#### Document extract
START

Cincinnati Zoo an adventure for kids aged 1-101



Peter Bronson

At high noon on a sweltering weekday, I hopped in my car and fled the concrete canyons of downtown. Five minutes later I was in another world. Africa. Asia. The North Pole. Even the sign at the entrance sounded like an adventure: "Welcome to the Cincinnati Zoo."

The parking lot was packed with cars from Illinois, Tennessee, Indiana, Kentucky and all over Ohio. I stepped out of my own car and that exotic zoo smell hit me like an Earthling landing on Animal Planet. It's an intoxicating mix of safari adventure: elephants, zebras, lions, giraffes, popcorn and polar bears.

Near the entrance, a peacock was strutting his indigo and turquoise cape that looked like a polyester shirt I owned in the 1970s. Around the corner, two rare trumpeter swans were getting honked off at ducks that swam too close to their tiny swanling, which looked like a floating ball of dirty cotton. Mr. and Mrs. Swan sounded like a flock of clowns with bicycle horns.

As I walked around the pond, I spotted elephants through the trees and heard them trumpeting like air escaping from a very large pinched balloon. "What if?'' I wondered. "What if I saw something like that without a few strands of wire separating us?''

No wonder Tarzan was so good at climbing trees.

The Massai Giraffe - 17 feet tall, including 16 feet of tongue - drew a large herd of North American scarlet-faced rug runners, so I visited the lonely Okapi, which looks like a zebramulecow designed by a corporate diversity committee.

Nearby, a bald eagle sat on a nest like a tree-fort, looking like a commercial for America.

I saw an albino Burmese python that looked like 30 feet of fire hose, and white lions sleeping in the shade like house cats. "Let's not call it anything," a frazzled woman shouted to a rowdy group of kids. "Let's just say he's cleaning himself."

There are some interesting homo sapiens at the zoo, too. At the gorilla exhibit, I met Charlie and Janet Newton, volunteers who have answered visitors' questions for more than 20 years.

Their favorite "office" is a shady spot near Colossus and the gorilla gang they know the way most of us know our relatives.

Janet explained why gorillas walk on their knuckles - to protect their sensitive palms for food gathering - and Charlie rounded up a couple of kids to try on the "Gorilla Shirt" that has a 42-inch neck and 38-inch sleeves. They kids fit with room to spare.

"When I was a little boy, we lived near the zoo, and I would spend my summers here," Charlie chuckled. "I never paid. I would crawl under the fence. So now I'm paying them back."

These are just the kind of people that make Cincinnati the friendly family town it is. Without volunteers like them, the zoo would not be one of the best in the world.

Where else can you stand close enough to count the teeth on a lion without feeling like jungle "takeout"? Where else can you see strange plants and flowers that make even an ordinary Ohio cardinal sound like a bird of paradise?

I used to take my kids to the zoo, but they grew up and I forgot what a treasure it is. The other day I found out you don't need to be a kid to go - but you will be one again when you leave.

END

#### Short task
In the Cincinnati Zoo piece, copy the passage from "The parking lot" to "with bicycle horns.", changing "peacock" to "pheasant".

#### Listed records

START

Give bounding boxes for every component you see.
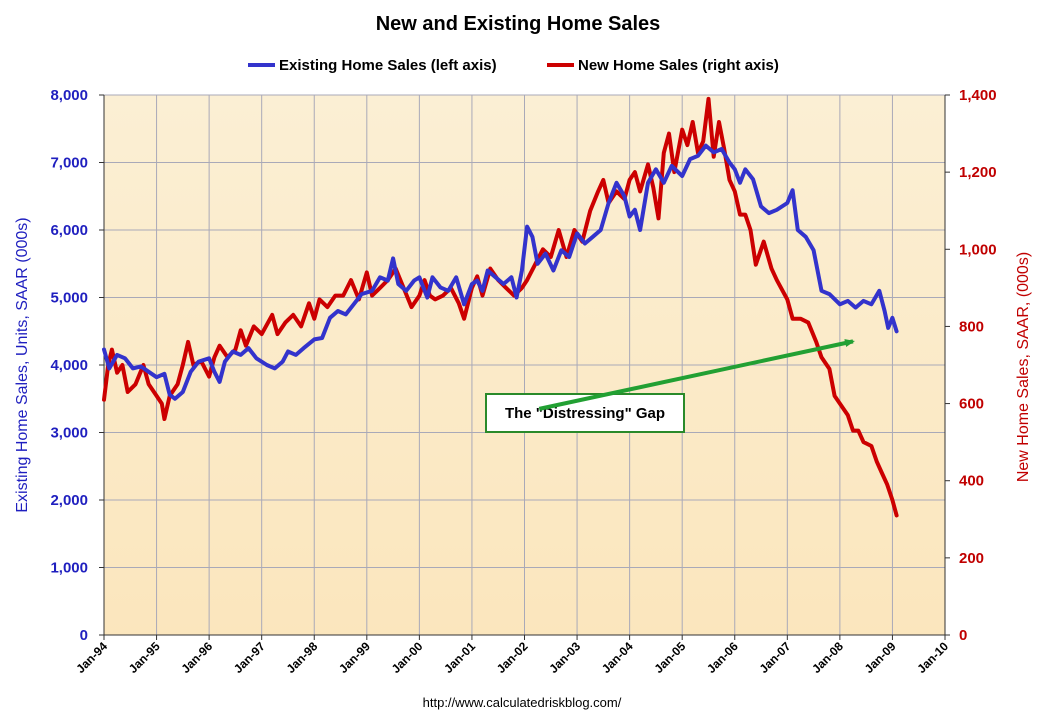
y-tick-label-left: 5,000 <box>50 290 88 307</box>
x-tick-label: Jan-05 <box>652 639 689 676</box>
y-tick-label-left: 1,000 <box>50 560 88 577</box>
y-tick-label-left: 7,000 <box>50 155 88 172</box>
y-tick-label-right: 600 <box>959 396 984 413</box>
y-tick-label-right: 400 <box>959 473 984 490</box>
x-tick-label: Jan-02 <box>494 639 531 676</box>
x-tick-label: Jan-98 <box>284 639 321 676</box>
y-tick-label-right: 0 <box>959 627 967 644</box>
legend: Existing Home Sales (left axis) New Home… <box>248 57 779 74</box>
x-tick-label: Jan-96 <box>178 639 215 676</box>
source-url: http://www.calculatedriskblog.com/ <box>423 695 622 710</box>
x-tick-label: Jan-07 <box>757 639 794 676</box>
x-tick-label: Jan-95 <box>126 639 163 676</box>
x-tick-label: Jan-99 <box>336 639 373 676</box>
series-line-existing-home-sales <box>102 143 899 401</box>
annotation-text: The "Distressing" Gap <box>505 405 665 422</box>
y-tick-label-right: 800 <box>959 318 984 335</box>
y-tick-label-left: 3,000 <box>50 425 88 442</box>
y-axis-label-left: Existing Home Sales, Units, SAAR (000s) <box>14 217 31 512</box>
y-tick-label-right: 1,200 <box>959 164 997 181</box>
x-ticks: Jan-94 Jan-95 Jan-96 Jan-97 Jan-98 Jan-99 Jan-… <box>73 635 951 676</box>
y-tick-label-left: 8,000 <box>50 87 88 104</box>
y-tick-label-left: 0 <box>80 627 88 644</box>
x-tick-label: Jan-09 <box>862 639 899 676</box>
y-tick-label-right: 1,400 <box>959 87 997 104</box>
y-tick-label-left: 6,000 <box>50 222 88 239</box>
y-axis-label-right: New Home Sales, SAAR, (000s) <box>1015 252 1032 482</box>
legend-label-new: New Home Sales (right axis) <box>578 57 779 74</box>
x-tick-label: Jan-06 <box>704 639 741 676</box>
y-tick-label-left: 2,000 <box>50 492 88 509</box>
x-tick-label: Jan-10 <box>914 639 951 676</box>
y-ticks-left: 0 1,000 2,000 3,000 4,000 5,000 6,000 7,000 8,00… <box>50 87 104 644</box>
y-tick-label-left: 4,000 <box>50 357 88 374</box>
y-ticks-right: 0 200 400 600 800 1,000 1,200 1,400 <box>945 87 997 644</box>
y-tick-label-right: 200 <box>959 550 984 567</box>
x-tick-label: Jan-04 <box>599 639 636 676</box>
x-tick-label: Jan-94 <box>73 639 110 676</box>
x-tick-label: Jan-03 <box>546 639 583 676</box>
annotation: The "Distressing" Gap <box>485 339 855 433</box>
annotation-arrow <box>538 339 855 411</box>
series-line-new-home-sales <box>102 96 899 518</box>
x-tick-label: Jan-01 <box>441 639 478 676</box>
x-tick-label: Jan-08 <box>809 639 846 676</box>
chart-title: New and Existing Home Sales <box>376 13 661 35</box>
x-tick-label: Jan-00 <box>389 639 426 676</box>
x-tick-label: Jan-97 <box>231 639 268 676</box>
y-tick-label-right: 1,000 <box>959 241 997 258</box>
series-layer <box>102 96 899 518</box>
legend-label-existing: Existing Home Sales (left axis) <box>279 57 497 74</box>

END

#### Solution
The parking lot was packed with cars from Illinois, Tennessee, Indiana, Kentucky and all over Ohio. I stepped out of my own car and that exotic zoo smell hit me like an Earthling landing on Animal Planet. It's an intoxicating mix of safari adventure: elephants, zebras, lions, giraffes, popcorn and polar bears.

Near the entrance, a pheasant was strutting his indigo and turquoise cape that looked like a polyester shirt I owned in the 1970s. Around the corner, two rare trumpeter swans were getting honked off at ducks that swam too close to their tiny swanling, which looked like a floating ball of dirty cotton. Mr. and Mrs. Swan sounded like a flock of clowns with bicycle horns.